◆ SHORT TASK: Rewrite the listing below, swapping each "legend-swatch" for "legend-marker" and leaving everything else as it is.

(Dataset entries)
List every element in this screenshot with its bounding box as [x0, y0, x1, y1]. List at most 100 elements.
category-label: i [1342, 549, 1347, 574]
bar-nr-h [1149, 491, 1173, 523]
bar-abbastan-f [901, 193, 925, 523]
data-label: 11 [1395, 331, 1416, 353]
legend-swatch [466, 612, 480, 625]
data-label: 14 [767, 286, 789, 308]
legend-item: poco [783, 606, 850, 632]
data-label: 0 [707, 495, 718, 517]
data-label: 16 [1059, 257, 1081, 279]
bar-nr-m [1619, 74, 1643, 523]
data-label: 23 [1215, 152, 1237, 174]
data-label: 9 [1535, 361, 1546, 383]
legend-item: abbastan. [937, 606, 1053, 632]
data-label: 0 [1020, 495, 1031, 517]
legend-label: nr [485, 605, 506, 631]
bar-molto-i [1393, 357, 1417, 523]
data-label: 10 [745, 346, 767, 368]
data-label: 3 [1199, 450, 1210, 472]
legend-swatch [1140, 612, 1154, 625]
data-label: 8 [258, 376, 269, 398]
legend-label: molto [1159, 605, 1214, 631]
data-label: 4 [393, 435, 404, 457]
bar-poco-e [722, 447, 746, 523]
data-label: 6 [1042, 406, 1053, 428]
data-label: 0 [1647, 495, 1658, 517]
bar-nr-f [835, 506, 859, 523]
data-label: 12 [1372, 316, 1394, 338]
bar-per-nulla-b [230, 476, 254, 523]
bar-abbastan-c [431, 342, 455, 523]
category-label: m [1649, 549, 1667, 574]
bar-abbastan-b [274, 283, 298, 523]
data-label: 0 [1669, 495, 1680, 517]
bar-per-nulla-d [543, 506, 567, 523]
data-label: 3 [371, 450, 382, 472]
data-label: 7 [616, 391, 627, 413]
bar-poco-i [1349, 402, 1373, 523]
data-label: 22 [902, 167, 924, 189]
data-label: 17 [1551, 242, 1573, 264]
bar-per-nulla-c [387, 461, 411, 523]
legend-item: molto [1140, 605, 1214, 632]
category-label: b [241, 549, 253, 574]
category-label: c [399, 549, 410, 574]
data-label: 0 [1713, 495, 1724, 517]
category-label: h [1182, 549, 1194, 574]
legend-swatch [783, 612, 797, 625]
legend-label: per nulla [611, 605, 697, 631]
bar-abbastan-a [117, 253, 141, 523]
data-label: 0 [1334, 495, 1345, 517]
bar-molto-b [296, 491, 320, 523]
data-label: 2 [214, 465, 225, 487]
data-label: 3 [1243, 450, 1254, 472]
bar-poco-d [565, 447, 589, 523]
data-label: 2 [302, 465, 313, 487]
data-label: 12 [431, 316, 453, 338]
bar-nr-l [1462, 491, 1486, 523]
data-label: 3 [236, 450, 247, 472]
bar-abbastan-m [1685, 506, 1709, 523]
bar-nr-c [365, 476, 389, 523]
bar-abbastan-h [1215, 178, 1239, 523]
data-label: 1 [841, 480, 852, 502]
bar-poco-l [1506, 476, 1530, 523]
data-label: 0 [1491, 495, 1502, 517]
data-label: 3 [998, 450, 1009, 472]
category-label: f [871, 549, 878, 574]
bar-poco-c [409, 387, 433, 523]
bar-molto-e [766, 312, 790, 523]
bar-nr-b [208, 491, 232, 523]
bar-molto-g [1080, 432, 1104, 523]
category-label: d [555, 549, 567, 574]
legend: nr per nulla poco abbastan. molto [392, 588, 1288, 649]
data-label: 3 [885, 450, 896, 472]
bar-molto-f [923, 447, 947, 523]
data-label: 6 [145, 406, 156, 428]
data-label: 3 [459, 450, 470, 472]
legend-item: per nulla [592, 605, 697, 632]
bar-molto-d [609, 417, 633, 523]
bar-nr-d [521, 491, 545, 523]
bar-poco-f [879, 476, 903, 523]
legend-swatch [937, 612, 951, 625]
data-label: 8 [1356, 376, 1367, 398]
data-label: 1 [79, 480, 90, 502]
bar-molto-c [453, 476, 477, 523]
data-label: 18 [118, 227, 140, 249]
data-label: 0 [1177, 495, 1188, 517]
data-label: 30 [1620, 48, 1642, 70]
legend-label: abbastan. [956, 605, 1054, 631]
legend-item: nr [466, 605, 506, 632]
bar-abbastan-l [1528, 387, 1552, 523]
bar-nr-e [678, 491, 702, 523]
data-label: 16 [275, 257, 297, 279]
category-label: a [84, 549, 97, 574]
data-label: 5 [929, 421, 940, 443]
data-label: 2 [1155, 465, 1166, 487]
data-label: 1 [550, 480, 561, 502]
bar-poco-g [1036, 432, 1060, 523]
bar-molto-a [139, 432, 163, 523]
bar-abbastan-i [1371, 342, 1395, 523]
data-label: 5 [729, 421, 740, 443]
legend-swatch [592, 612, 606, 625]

◆ ANSWER FOR THE TASK:
List every element in this screenshot with its bounding box as [x0, y0, x1, y1]. List at most 100 elements.
category-label: i [1342, 549, 1347, 574]
bar-nr-h [1149, 491, 1173, 523]
bar-abbastan-f [901, 193, 925, 523]
data-label: 11 [1395, 331, 1416, 353]
legend-marker [466, 612, 480, 625]
data-label: 14 [767, 286, 789, 308]
legend-item: poco [783, 606, 850, 632]
data-label: 0 [707, 495, 718, 517]
data-label: 16 [1059, 257, 1081, 279]
bar-nr-m [1619, 74, 1643, 523]
data-label: 23 [1215, 152, 1237, 174]
data-label: 9 [1535, 361, 1546, 383]
legend-item: abbastan. [937, 606, 1053, 632]
data-label: 0 [1020, 495, 1031, 517]
legend-label: nr [485, 605, 506, 631]
bar-molto-i [1393, 357, 1417, 523]
data-label: 10 [745, 346, 767, 368]
data-label: 3 [1199, 450, 1210, 472]
legend-marker [1140, 612, 1154, 625]
data-label: 8 [258, 376, 269, 398]
legend-label: molto [1159, 605, 1214, 631]
data-label: 4 [393, 435, 404, 457]
bar-poco-e [722, 447, 746, 523]
data-label: 6 [1042, 406, 1053, 428]
data-label: 0 [1647, 495, 1658, 517]
bar-nr-f [835, 506, 859, 523]
data-label: 12 [1372, 316, 1394, 338]
bar-per-nulla-b [230, 476, 254, 523]
bar-abbastan-c [431, 342, 455, 523]
category-label: m [1649, 549, 1667, 574]
bar-abbastan-b [274, 283, 298, 523]
data-label: 0 [1669, 495, 1680, 517]
bar-per-nulla-d [543, 506, 567, 523]
data-label: 3 [371, 450, 382, 472]
data-label: 7 [616, 391, 627, 413]
bar-poco-i [1349, 402, 1373, 523]
data-label: 22 [902, 167, 924, 189]
data-label: 17 [1551, 242, 1573, 264]
bar-per-nulla-c [387, 461, 411, 523]
legend-item: molto [1140, 605, 1214, 632]
category-label: b [241, 549, 253, 574]
category-label: c [399, 549, 410, 574]
data-label: 0 [1713, 495, 1724, 517]
category-label: h [1182, 549, 1194, 574]
legend-marker [783, 612, 797, 625]
legend-label: per nulla [611, 605, 697, 631]
bar-abbastan-a [117, 253, 141, 523]
data-label: 0 [1334, 495, 1345, 517]
bar-molto-b [296, 491, 320, 523]
data-label: 2 [214, 465, 225, 487]
data-label: 3 [1243, 450, 1254, 472]
bar-poco-d [565, 447, 589, 523]
data-label: 2 [302, 465, 313, 487]
data-label: 12 [431, 316, 453, 338]
bar-nr-l [1462, 491, 1486, 523]
data-label: 3 [236, 450, 247, 472]
bar-abbastan-m [1685, 506, 1709, 523]
bar-nr-c [365, 476, 389, 523]
bar-abbastan-h [1215, 178, 1239, 523]
data-label: 1 [841, 480, 852, 502]
bar-poco-l [1506, 476, 1530, 523]
data-label: 0 [1491, 495, 1502, 517]
data-label: 3 [998, 450, 1009, 472]
category-label: f [871, 549, 878, 574]
bar-poco-c [409, 387, 433, 523]
bar-molto-e [766, 312, 790, 523]
bar-nr-b [208, 491, 232, 523]
bar-molto-g [1080, 432, 1104, 523]
category-label: d [555, 549, 567, 574]
legend: nr per nulla poco abbastan. molto [392, 588, 1288, 649]
data-label: 3 [885, 450, 896, 472]
bar-molto-f [923, 447, 947, 523]
data-label: 6 [145, 406, 156, 428]
data-label: 3 [459, 450, 470, 472]
legend-item: per nulla [592, 605, 697, 632]
bar-molto-d [609, 417, 633, 523]
bar-nr-d [521, 491, 545, 523]
bar-poco-f [879, 476, 903, 523]
legend-marker [937, 612, 951, 625]
data-label: 8 [1356, 376, 1367, 398]
data-label: 1 [79, 480, 90, 502]
bar-molto-c [453, 476, 477, 523]
data-label: 18 [118, 227, 140, 249]
data-label: 0 [1177, 495, 1188, 517]
data-label: 30 [1620, 48, 1642, 70]
legend-label: abbastan. [956, 605, 1054, 631]
legend-item: nr [466, 605, 506, 632]
bar-abbastan-l [1528, 387, 1552, 523]
bar-nr-e [678, 491, 702, 523]
data-label: 16 [275, 257, 297, 279]
category-label: a [84, 549, 97, 574]
data-label: 5 [929, 421, 940, 443]
data-label: 2 [1155, 465, 1166, 487]
data-label: 1 [550, 480, 561, 502]
bar-poco-g [1036, 432, 1060, 523]
bar-molto-a [139, 432, 163, 523]
bar-abbastan-i [1371, 342, 1395, 523]
data-label: 5 [729, 421, 740, 443]
legend-marker [592, 612, 606, 625]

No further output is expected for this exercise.